[Extracted records]
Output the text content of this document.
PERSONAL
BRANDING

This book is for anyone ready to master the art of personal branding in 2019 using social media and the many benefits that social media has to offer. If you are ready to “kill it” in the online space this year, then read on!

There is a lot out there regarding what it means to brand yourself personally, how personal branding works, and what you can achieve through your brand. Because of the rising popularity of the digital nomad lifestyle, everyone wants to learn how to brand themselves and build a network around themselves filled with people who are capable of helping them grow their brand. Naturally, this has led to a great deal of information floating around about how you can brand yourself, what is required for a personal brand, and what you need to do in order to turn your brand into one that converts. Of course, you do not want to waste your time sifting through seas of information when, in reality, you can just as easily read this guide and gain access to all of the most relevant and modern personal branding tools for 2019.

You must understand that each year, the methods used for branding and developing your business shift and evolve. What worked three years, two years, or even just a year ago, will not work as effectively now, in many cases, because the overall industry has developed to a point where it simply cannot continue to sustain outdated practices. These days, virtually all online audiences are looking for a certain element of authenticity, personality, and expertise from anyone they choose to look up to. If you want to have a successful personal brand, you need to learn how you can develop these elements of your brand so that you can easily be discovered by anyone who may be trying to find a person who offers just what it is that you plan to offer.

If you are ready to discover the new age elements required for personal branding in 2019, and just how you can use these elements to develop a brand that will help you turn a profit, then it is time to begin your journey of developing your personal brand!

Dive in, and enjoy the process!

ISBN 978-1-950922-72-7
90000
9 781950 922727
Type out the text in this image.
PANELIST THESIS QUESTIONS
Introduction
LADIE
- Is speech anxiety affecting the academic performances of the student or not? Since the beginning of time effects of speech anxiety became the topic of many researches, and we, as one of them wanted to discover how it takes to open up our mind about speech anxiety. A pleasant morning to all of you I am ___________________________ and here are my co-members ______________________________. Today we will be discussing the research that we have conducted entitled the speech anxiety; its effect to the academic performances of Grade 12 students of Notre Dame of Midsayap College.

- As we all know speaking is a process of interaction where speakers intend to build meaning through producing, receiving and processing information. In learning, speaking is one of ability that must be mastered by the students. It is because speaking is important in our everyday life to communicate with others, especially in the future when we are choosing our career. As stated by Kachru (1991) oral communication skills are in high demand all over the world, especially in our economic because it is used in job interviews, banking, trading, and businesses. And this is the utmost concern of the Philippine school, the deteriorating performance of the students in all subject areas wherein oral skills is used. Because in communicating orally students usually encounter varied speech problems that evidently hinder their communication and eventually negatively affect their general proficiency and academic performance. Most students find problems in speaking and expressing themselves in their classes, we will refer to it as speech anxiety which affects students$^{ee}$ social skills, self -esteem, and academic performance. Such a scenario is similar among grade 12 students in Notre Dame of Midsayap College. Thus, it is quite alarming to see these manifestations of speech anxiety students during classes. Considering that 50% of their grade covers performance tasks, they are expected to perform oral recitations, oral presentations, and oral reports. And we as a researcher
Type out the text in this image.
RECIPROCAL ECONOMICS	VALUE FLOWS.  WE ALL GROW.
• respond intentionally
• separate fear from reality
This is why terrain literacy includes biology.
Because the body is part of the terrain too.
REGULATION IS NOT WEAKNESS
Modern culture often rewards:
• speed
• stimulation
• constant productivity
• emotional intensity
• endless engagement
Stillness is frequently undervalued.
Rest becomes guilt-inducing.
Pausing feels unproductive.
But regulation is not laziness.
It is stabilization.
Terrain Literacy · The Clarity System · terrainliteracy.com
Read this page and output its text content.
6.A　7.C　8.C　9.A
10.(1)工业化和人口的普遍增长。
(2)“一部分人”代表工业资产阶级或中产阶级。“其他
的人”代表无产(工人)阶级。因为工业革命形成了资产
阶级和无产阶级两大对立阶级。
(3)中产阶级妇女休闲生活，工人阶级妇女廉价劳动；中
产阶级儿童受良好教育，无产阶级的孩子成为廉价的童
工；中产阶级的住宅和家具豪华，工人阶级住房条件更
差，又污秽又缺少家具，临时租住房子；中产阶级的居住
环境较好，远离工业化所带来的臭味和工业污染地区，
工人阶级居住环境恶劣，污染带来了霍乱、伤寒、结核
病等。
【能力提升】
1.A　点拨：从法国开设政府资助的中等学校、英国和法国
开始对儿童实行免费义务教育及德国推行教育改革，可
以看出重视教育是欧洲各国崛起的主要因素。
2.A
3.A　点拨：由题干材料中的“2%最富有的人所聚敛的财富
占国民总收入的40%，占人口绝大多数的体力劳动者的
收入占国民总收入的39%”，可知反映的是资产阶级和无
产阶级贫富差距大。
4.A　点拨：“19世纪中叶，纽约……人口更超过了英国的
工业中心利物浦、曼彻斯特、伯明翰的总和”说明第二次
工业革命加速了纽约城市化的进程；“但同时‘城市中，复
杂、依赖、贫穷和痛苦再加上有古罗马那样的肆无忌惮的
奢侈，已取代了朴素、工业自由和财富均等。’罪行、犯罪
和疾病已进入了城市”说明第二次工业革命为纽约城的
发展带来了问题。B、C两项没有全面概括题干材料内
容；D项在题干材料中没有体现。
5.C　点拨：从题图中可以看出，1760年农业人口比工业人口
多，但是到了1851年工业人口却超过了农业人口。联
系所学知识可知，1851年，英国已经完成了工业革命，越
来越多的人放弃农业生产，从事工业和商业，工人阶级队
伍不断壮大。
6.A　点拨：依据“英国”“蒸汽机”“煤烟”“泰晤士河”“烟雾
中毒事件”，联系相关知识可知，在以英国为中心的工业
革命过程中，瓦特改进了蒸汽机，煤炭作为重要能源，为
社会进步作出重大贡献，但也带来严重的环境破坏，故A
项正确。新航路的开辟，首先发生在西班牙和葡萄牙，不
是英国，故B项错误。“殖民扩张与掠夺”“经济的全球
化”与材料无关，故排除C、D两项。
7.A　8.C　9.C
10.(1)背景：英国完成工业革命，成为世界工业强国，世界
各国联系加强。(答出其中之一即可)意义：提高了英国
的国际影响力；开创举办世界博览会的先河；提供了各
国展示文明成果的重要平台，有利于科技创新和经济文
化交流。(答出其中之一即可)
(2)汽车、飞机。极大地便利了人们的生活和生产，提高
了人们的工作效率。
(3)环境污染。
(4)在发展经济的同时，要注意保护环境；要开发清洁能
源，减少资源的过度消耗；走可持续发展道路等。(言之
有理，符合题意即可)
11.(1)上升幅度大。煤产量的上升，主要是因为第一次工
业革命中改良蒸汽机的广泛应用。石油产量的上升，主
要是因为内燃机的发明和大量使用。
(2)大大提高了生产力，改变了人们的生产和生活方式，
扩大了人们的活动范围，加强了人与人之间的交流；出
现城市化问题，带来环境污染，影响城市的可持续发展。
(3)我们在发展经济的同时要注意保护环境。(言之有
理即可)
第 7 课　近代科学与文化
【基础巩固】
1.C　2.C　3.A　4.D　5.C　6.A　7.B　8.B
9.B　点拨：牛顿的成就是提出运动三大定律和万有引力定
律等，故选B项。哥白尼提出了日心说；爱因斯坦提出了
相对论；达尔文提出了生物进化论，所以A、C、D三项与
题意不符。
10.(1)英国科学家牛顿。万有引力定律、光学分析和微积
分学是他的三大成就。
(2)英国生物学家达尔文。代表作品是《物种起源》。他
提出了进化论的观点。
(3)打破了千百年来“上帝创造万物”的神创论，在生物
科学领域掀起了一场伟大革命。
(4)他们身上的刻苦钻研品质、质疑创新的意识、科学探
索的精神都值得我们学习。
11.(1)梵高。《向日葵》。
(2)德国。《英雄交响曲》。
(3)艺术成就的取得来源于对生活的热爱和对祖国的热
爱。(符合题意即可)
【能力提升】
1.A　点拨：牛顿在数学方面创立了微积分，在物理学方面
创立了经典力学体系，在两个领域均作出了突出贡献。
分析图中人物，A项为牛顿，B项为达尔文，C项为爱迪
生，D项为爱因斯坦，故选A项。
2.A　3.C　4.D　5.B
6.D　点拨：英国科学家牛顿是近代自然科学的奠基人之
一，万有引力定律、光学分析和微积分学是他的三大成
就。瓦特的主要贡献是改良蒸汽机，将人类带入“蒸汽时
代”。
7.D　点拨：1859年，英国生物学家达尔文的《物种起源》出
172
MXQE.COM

Short problem - Gather each line in the entries above where the string "content" is found.

Problem solution -
Output the text content of this document.
Read this page and output its text content.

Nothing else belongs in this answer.